▶ TEXTO FORNECIDO:
^^^^^^^^^^^^^^^^
Gasta

Queridos leitores,
A partir de certa altura, chega-se a um ponto de exaustão absoluta. O ser humano sente-se tão usado, tão emocionalmente gasto, tão cansado, que parece não ser possível recuperar.
Gostava de me poder deitar, adormecer, e nunca mais acordar. Ou, talvez, acordar passados muitos anos, de um sono profundo, pesado, sem sonhos. Acordar após tantos anos que já tudo seja claro como a água, que eu já me tenha esquecido de tudo, que eu me sinta finalmente e novamente, jovem, com sentido, revitalizada.
Como se acordasse numa manhã dourada de primavera, quente e fresca, após um longo inverno rigoroso e gelado.
^^^^^^^^^^^^^^^^
▶ DADOS FORNECIDOS:
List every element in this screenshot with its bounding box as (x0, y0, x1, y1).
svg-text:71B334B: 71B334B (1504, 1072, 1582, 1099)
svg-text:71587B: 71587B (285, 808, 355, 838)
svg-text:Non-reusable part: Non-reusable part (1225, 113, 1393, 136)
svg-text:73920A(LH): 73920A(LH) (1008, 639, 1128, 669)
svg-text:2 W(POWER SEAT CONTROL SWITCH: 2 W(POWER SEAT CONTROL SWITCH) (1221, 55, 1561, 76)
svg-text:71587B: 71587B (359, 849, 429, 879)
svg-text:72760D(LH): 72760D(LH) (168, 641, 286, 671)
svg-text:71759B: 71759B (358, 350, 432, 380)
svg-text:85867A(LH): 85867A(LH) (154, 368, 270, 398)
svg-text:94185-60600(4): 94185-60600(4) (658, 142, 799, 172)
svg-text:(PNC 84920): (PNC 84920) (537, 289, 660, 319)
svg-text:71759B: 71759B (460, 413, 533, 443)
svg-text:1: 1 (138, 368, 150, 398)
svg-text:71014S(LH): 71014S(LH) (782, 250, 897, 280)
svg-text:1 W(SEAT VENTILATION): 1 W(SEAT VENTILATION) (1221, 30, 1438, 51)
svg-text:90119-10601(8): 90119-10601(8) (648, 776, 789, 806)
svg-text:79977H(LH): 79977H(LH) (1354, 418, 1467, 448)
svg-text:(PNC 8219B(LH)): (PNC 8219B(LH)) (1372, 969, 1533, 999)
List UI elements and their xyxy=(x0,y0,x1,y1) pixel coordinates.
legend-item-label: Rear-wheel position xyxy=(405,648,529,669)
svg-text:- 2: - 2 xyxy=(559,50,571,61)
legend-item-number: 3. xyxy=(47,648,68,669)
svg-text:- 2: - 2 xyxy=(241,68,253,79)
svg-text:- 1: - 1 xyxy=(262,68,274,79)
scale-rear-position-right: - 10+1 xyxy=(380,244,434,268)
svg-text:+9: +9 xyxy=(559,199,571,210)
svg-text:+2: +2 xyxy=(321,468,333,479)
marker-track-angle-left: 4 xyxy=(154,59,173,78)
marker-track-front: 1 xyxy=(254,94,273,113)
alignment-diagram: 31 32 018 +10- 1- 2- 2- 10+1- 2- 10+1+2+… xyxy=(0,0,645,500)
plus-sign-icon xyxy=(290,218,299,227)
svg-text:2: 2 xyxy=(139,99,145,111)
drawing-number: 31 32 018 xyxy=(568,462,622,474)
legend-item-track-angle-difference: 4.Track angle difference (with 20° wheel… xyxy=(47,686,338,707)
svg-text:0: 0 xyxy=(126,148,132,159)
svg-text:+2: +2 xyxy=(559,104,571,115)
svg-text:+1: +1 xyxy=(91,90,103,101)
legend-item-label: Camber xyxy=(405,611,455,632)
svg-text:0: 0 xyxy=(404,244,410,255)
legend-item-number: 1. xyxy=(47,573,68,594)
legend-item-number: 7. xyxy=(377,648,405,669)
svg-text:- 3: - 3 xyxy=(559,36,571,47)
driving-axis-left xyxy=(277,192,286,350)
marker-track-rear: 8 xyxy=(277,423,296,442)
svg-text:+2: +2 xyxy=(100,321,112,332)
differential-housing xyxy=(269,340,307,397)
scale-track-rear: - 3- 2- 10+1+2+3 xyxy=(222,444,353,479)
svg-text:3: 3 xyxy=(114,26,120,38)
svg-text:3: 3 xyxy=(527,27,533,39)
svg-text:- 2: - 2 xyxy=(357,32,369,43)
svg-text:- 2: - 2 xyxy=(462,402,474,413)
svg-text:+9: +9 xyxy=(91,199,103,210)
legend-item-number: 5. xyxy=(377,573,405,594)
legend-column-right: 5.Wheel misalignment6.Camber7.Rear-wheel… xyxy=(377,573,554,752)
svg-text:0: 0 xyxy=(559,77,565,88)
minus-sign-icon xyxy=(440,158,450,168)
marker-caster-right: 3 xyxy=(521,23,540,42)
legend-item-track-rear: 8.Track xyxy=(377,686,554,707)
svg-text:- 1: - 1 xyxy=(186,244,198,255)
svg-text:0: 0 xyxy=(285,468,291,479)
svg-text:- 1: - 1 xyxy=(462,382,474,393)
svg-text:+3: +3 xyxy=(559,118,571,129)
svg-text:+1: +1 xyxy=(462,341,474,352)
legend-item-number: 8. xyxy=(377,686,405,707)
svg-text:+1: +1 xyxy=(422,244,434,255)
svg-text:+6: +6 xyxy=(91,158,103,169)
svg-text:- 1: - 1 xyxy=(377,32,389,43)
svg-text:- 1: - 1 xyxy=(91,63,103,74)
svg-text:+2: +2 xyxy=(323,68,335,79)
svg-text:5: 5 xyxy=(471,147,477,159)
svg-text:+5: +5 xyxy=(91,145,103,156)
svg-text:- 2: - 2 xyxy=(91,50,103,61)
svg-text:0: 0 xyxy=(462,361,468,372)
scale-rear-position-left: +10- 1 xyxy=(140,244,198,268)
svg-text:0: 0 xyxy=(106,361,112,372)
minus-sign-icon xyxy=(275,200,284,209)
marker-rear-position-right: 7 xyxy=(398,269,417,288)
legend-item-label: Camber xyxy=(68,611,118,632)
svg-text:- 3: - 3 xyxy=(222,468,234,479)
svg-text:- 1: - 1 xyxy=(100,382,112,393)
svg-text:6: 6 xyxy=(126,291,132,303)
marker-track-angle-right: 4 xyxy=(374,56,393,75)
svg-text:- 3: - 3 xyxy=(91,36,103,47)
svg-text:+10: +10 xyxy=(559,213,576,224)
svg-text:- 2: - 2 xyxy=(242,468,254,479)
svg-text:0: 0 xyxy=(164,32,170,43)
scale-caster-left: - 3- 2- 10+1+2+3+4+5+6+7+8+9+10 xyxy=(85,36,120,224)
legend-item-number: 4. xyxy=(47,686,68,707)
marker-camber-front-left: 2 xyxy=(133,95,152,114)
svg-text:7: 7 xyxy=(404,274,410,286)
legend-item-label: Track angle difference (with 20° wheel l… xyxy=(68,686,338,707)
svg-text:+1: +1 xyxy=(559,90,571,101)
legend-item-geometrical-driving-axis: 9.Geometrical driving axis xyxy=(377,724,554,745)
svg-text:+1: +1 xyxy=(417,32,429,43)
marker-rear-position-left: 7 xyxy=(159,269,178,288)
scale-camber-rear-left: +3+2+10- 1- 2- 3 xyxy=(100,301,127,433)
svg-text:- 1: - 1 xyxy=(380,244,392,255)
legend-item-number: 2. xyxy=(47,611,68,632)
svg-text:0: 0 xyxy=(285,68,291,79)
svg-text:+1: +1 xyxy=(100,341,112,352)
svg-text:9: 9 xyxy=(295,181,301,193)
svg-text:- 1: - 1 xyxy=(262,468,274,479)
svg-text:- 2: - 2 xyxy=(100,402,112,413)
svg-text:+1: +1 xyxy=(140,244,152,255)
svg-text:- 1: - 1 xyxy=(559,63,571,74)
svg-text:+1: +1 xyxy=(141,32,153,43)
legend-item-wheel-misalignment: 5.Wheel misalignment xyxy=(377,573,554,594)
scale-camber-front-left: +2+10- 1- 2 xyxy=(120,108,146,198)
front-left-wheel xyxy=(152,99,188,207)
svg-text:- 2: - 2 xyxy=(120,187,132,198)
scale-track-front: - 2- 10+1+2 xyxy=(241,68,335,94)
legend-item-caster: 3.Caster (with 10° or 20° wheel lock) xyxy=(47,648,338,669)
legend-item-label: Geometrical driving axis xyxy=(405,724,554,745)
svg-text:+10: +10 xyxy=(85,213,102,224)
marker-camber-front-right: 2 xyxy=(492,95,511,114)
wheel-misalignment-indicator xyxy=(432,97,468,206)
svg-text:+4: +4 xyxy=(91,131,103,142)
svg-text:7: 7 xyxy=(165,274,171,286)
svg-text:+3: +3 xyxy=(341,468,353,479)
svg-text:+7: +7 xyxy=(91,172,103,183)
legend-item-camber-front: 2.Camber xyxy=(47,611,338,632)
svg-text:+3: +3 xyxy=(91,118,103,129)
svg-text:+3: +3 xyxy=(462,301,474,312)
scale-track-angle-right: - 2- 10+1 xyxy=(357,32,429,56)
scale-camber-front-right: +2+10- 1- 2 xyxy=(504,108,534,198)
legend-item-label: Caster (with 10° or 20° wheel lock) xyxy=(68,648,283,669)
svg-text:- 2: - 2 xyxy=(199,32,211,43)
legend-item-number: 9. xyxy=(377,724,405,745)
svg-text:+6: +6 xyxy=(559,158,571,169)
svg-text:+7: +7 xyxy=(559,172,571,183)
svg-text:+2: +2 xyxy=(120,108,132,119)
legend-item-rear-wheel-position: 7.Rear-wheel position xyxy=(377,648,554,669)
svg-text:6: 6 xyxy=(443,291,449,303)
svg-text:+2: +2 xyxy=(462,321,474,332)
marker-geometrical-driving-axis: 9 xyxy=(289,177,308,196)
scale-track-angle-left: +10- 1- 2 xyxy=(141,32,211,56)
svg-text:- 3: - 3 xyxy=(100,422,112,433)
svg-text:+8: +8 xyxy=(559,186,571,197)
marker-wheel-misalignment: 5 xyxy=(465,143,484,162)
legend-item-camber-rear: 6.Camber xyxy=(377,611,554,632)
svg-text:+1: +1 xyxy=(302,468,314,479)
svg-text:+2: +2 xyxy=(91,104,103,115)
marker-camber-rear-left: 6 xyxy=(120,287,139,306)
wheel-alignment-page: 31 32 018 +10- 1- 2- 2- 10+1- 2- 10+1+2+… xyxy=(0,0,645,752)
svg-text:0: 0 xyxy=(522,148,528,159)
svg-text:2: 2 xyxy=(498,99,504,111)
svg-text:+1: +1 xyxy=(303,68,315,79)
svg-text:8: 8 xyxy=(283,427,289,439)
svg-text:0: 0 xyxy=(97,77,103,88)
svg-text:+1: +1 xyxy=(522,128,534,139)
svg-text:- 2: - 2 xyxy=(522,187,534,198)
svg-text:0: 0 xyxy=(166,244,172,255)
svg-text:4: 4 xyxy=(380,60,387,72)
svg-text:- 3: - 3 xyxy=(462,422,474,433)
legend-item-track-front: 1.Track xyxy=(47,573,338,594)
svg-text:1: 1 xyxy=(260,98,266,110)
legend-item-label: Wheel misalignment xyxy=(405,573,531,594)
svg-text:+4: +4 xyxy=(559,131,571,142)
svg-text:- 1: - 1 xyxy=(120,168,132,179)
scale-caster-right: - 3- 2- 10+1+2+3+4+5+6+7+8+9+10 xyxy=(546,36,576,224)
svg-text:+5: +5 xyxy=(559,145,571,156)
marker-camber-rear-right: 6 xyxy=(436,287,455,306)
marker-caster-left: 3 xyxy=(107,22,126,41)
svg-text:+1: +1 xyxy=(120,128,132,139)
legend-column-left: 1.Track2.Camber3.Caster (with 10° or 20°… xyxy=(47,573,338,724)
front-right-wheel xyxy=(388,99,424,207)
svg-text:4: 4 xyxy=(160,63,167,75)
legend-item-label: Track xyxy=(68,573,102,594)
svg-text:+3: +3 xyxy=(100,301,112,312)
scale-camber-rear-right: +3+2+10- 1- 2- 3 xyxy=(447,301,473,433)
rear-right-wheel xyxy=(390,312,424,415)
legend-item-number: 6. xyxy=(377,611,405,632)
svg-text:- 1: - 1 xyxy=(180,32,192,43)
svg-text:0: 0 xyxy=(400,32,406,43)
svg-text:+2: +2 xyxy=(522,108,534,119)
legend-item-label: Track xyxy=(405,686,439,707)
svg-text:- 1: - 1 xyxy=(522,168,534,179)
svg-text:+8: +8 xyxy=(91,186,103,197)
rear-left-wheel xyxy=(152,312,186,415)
^^^^^^^^^^^^^^^^
▶ DESAFIO 1:
Responda a estas perguntas sobre o texto «Gasta»:
(a) A quem se dirige o texto logo na abertura?
(b) Como é descrito o sono após o qual se desejaria acordar passados muitos anos?
(c) Em que tipo de manhã se imagina o acordar, e depois de quê?
▶ DESAFIO 2: Repita as entradas desde o início até à linha que contém "legend-item-track-angle-difference: 4.Track angle", incluindo essa linha.

▶ RESOLUÇÃO 1:
(a) Aos leitores («Queridos leitores»).
(b) Um sono profundo, pesado, sem sonhos.
(c) Numa manhã dourada de primavera, quente e fresca, após um longo inverno rigoroso e gelado.

▶ RESOLUÇÃO 2:
List every element in this screenshot with its bounding box as (x0, y0, x1, y1).
svg-text:71B334B: 71B334B (1504, 1072, 1582, 1099)
svg-text:71587B: 71587B (285, 808, 355, 838)
svg-text:Non-reusable part: Non-reusable part (1225, 113, 1393, 136)
svg-text:73920A(LH): 73920A(LH) (1008, 639, 1128, 669)
svg-text:2 W(POWER SEAT CONTROL SWITCH: 2 W(POWER SEAT CONTROL SWITCH) (1221, 55, 1561, 76)
svg-text:71587B: 71587B (359, 849, 429, 879)
svg-text:72760D(LH): 72760D(LH) (168, 641, 286, 671)
svg-text:71759B: 71759B (358, 350, 432, 380)
svg-text:85867A(LH): 85867A(LH) (154, 368, 270, 398)
svg-text:94185-60600(4): 94185-60600(4) (658, 142, 799, 172)
svg-text:(PNC 84920): (PNC 84920) (537, 289, 660, 319)
svg-text:71759B: 71759B (460, 413, 533, 443)
svg-text:1: 1 (138, 368, 150, 398)
svg-text:71014S(LH): 71014S(LH) (782, 250, 897, 280)
svg-text:1 W(SEAT VENTILATION): 1 W(SEAT VENTILATION) (1221, 30, 1438, 51)
svg-text:90119-10601(8): 90119-10601(8) (648, 776, 789, 806)
svg-text:79977H(LH): 79977H(LH) (1354, 418, 1467, 448)
svg-text:(PNC 8219B(LH)): (PNC 8219B(LH)) (1372, 969, 1533, 999)
List UI elements and their xyxy=(x0,y0,x1,y1) pixel coordinates.
legend-item-label: Rear-wheel position xyxy=(405,648,529,669)
svg-text:- 2: - 2 xyxy=(559,50,571,61)
legend-item-number: 3. xyxy=(47,648,68,669)
svg-text:- 2: - 2 xyxy=(241,68,253,79)
svg-text:- 1: - 1 xyxy=(262,68,274,79)
scale-rear-position-right: - 10+1 xyxy=(380,244,434,268)
svg-text:+9: +9 xyxy=(559,199,571,210)
svg-text:+2: +2 xyxy=(321,468,333,479)
marker-track-angle-left: 4 xyxy=(154,59,173,78)
marker-track-front: 1 xyxy=(254,94,273,113)
alignment-diagram: 31 32 018 +10- 1- 2- 2- 10+1- 2- 10+1+2+… xyxy=(0,0,645,500)
plus-sign-icon xyxy=(290,218,299,227)
svg-text:2: 2 xyxy=(139,99,145,111)
drawing-number: 31 32 018 xyxy=(568,462,622,474)
legend-item-track-angle-difference: 4.Track angle difference (with 20° wheel… xyxy=(47,686,338,707)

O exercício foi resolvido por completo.